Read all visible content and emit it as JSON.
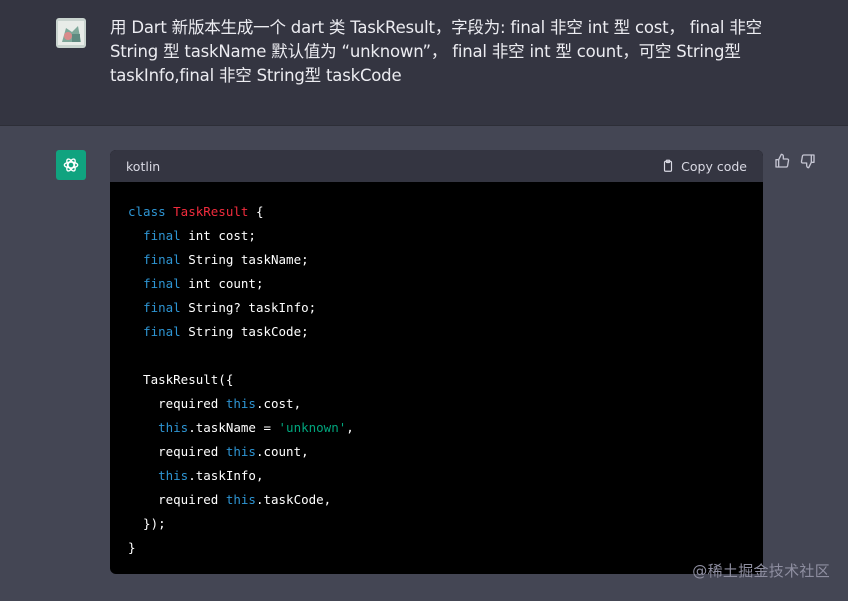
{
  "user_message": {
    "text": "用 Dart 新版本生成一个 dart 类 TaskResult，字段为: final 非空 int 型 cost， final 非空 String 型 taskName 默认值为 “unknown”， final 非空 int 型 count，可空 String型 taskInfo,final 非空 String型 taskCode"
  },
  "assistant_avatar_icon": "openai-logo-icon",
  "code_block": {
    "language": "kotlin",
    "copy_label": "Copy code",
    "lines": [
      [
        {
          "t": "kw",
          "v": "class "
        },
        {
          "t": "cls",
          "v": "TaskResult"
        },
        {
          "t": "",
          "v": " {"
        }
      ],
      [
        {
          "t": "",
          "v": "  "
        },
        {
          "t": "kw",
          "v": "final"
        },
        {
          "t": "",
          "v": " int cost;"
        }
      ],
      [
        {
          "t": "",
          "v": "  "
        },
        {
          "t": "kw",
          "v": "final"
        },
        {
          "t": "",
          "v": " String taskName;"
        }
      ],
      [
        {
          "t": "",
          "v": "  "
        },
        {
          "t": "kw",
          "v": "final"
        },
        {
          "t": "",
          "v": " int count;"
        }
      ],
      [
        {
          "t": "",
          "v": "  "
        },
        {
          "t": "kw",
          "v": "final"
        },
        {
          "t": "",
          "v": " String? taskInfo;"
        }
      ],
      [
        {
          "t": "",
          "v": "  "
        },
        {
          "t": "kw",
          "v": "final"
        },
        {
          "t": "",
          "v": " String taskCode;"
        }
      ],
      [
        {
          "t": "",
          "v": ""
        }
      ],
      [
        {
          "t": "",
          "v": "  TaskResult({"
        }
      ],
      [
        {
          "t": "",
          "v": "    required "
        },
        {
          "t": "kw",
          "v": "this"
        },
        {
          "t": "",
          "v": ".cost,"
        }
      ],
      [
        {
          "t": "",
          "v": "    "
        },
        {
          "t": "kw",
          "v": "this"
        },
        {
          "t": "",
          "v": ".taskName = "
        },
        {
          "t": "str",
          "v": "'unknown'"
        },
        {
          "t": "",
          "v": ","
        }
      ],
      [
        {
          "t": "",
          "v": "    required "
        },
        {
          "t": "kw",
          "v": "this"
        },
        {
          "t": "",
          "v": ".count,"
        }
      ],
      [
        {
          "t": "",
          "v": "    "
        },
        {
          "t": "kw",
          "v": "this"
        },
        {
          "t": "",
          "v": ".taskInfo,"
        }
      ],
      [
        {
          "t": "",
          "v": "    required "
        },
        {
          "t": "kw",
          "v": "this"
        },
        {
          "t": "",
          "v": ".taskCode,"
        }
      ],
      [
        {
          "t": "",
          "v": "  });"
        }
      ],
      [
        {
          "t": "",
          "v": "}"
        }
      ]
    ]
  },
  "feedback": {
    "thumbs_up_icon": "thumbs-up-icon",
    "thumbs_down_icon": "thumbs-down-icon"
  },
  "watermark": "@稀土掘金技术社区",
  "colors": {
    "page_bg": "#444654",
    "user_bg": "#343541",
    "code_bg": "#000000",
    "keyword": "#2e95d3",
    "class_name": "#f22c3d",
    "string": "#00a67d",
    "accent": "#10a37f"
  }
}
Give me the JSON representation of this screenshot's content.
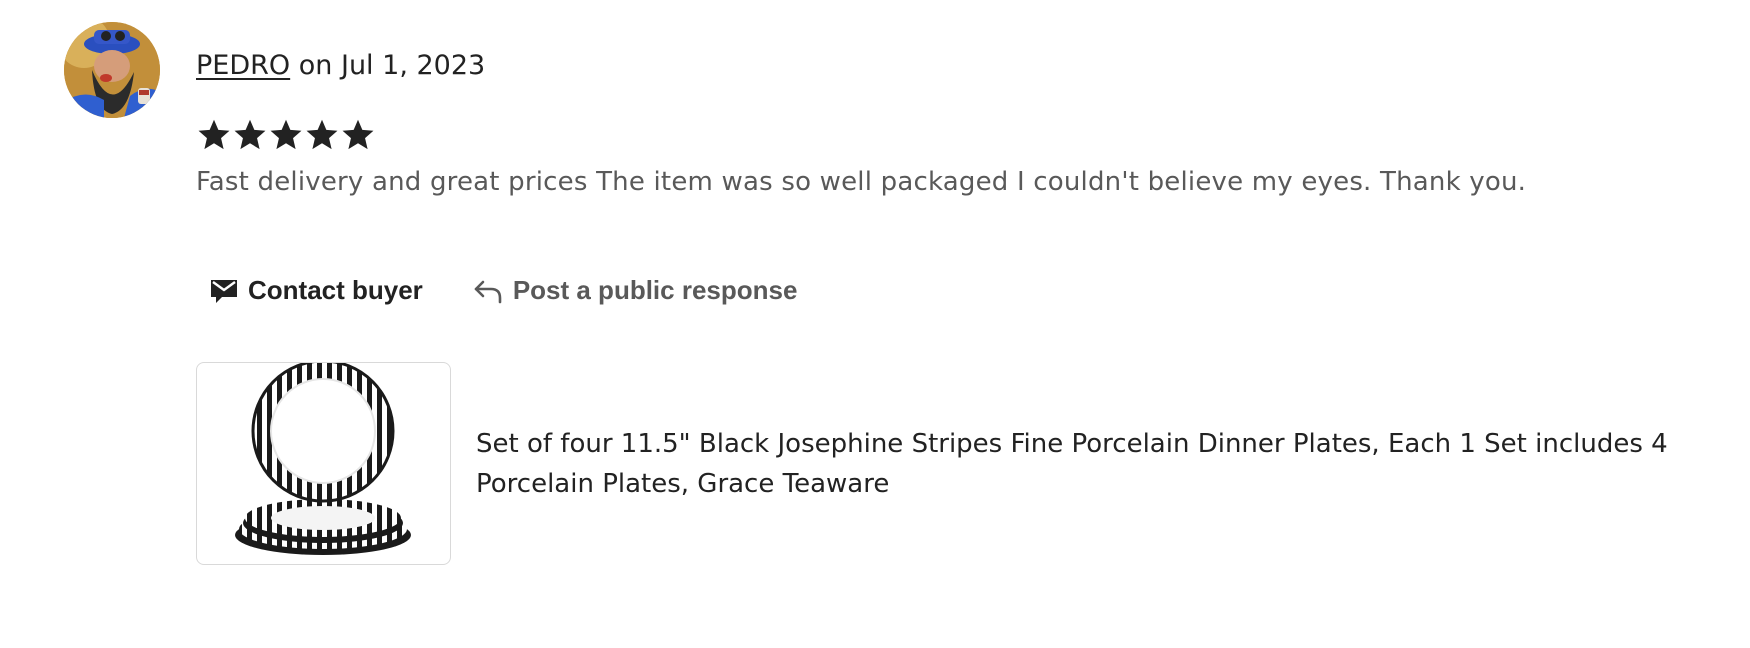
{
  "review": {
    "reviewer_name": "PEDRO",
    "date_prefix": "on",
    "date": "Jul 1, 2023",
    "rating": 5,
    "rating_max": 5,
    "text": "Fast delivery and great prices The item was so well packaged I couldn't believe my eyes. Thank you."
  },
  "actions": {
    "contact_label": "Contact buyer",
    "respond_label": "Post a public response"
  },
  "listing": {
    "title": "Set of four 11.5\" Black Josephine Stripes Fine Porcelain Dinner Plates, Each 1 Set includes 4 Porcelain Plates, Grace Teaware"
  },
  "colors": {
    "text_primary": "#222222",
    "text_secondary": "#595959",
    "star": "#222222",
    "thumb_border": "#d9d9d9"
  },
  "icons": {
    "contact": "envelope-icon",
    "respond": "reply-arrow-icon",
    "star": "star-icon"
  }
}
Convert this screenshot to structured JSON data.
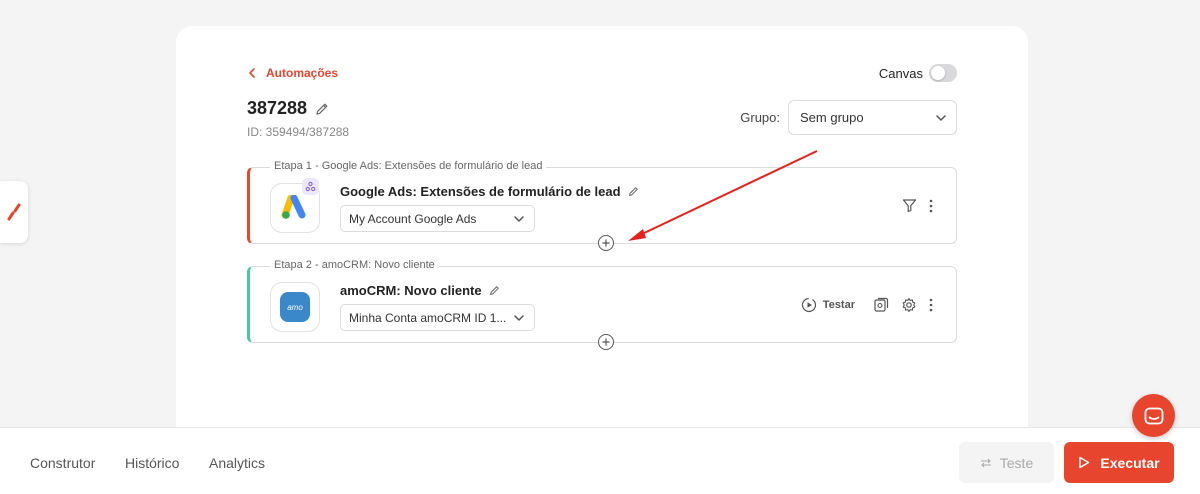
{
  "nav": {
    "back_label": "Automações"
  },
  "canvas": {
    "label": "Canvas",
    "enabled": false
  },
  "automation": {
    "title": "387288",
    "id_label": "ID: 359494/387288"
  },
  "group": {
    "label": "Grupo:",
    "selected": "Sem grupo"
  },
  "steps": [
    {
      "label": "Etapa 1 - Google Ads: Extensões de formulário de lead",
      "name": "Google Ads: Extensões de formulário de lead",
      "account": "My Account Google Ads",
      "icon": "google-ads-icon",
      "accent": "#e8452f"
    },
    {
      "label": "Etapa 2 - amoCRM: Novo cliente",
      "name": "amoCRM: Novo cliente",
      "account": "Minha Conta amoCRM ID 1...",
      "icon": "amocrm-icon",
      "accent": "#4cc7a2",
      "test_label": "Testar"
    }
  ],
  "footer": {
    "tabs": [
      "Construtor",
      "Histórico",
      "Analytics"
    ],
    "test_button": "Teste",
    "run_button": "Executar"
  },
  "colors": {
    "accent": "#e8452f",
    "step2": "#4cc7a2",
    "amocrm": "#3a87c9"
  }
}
• • • •
Write out the full set of lines verbatim, without the pictures.

### Result of this task
Read all visible content and emit it as JSON.
{
  "user_message": {
    "text": "用 Dart 新版本生成一个 dart 类 TaskResult，字段为: final 非空 int 型 cost， final 非空 String 型 taskName 默认值为 “unknown”， final 非空 int 型 count，可空 String型 taskInfo,final 非空 String型 taskCode"
  },
  "assistant_avatar_icon": "openai-logo-icon",
  "code_block": {
    "language": "kotlin",
    "copy_label": "Copy code",
    "lines": [
      [
        {
          "t": "kw",
          "v": "class "
        },
        {
          "t": "cls",
          "v": "TaskResult"
        },
        {
          "t": "",
          "v": " {"
        }
      ],
      [
        {
          "t": "",
          "v": "  "
        },
        {
          "t": "kw",
          "v": "final"
        },
        {
          "t": "",
          "v": " int cost;"
        }
      ],
      [
        {
          "t": "",
          "v": "  "
        },
        {
          "t": "kw",
          "v": "final"
        },
        {
          "t": "",
          "v": " String taskName;"
        }
      ],
      [
        {
          "t": "",
          "v": "  "
        },
        {
          "t": "kw",
          "v": "final"
        },
        {
          "t": "",
          "v": " int count;"
        }
      ],
      [
        {
          "t": "",
          "v": "  "
        },
        {
          "t": "kw",
          "v": "final"
        },
        {
          "t": "",
          "v": " String? taskInfo;"
        }
      ],
      [
        {
          "t": "",
          "v": "  "
        },
        {
          "t": "kw",
          "v": "final"
        },
        {
          "t": "",
          "v": " String taskCode;"
        }
      ],
      [
        {
          "t": "",
          "v": ""
        }
      ],
      [
        {
          "t": "",
          "v": "  TaskResult({"
        }
      ],
      [
        {
          "t": "",
          "v": "    required "
        },
        {
          "t": "kw",
          "v": "this"
        },
        {
          "t": "",
          "v": ".cost,"
        }
      ],
      [
        {
          "t": "",
          "v": "    "
        },
        {
          "t": "kw",
          "v": "this"
        },
        {
          "t": "",
          "v": ".taskName = "
        },
        {
          "t": "str",
          "v": "'unknown'"
        },
        {
          "t": "",
          "v": ","
        }
      ],
      [
        {
          "t": "",
          "v": "    required "
        },
        {
          "t": "kw",
          "v": "this"
        },
        {
          "t": "",
          "v": ".count,"
        }
      ],
      [
        {
          "t": "",
          "v": "    "
        },
        {
          "t": "kw",
          "v": "this"
        },
        {
          "t": "",
          "v": ".taskInfo,"
        }
      ],
      [
        {
          "t": "",
          "v": "    required "
        },
        {
          "t": "kw",
          "v": "this"
        },
        {
          "t": "",
          "v": ".taskCode,"
        }
      ],
      [
        {
          "t": "",
          "v": "  });"
        }
      ],
      [
        {
          "t": "",
          "v": "}"
        }
      ]
    ]
  },
  "feedback": {
    "thumbs_up_icon": "thumbs-up-icon",
    "thumbs_down_icon": "thumbs-down-icon"
  },
  "watermark": "@稀土掘金技术社区",
  "colors": {
    "page_bg": "#444654",
    "user_bg": "#343541",
    "code_bg": "#000000",
    "keyword": "#2e95d3",
    "class_name": "#f22c3d",
    "string": "#00a67d",
    "accent": "#10a37f"
  }
}
Give me the JSON representation of this screenshot's content.
{
  "review": {
    "reviewer_name": "PEDRO",
    "date_prefix": "on",
    "date": "Jul 1, 2023",
    "rating": 5,
    "rating_max": 5,
    "text": "Fast delivery and great prices The item was so well packaged I couldn't believe my eyes. Thank you."
  },
  "actions": {
    "contact_label": "Contact buyer",
    "respond_label": "Post a public response"
  },
  "listing": {
    "title": "Set of four 11.5\" Black Josephine Stripes Fine Porcelain Dinner Plates, Each 1 Set includes 4 Porcelain Plates, Grace Teaware"
  },
  "colors": {
    "text_primary": "#222222",
    "text_secondary": "#595959",
    "star": "#222222",
    "thumb_border": "#d9d9d9"
  },
  "icons": {
    "contact": "envelope-icon",
    "respond": "reply-arrow-icon",
    "star": "star-icon"
  }
}
Convert this screenshot to structured JSON data.
{
  "nav": {
    "back_label": "Automações"
  },
  "canvas": {
    "label": "Canvas",
    "enabled": false
  },
  "automation": {
    "title": "387288",
    "id_label": "ID: 359494/387288"
  },
  "group": {
    "label": "Grupo:",
    "selected": "Sem grupo"
  },
  "steps": [
    {
      "label": "Etapa 1 - Google Ads: Extensões de formulário de lead",
      "name": "Google Ads: Extensões de formulário de lead",
      "account": "My Account Google Ads",
      "icon": "google-ads-icon",
      "accent": "#e8452f"
    },
    {
      "label": "Etapa 2 - amoCRM: Novo cliente",
      "name": "amoCRM: Novo cliente",
      "account": "Minha Conta amoCRM ID 1...",
      "icon": "amocrm-icon",
      "accent": "#4cc7a2",
      "test_label": "Testar"
    }
  ],
  "footer": {
    "tabs": [
      "Construtor",
      "Histórico",
      "Analytics"
    ],
    "test_button": "Teste",
    "run_button": "Executar"
  },
  "colors": {
    "accent": "#e8452f",
    "step2": "#4cc7a2",
    "amocrm": "#3a87c9"
  }
}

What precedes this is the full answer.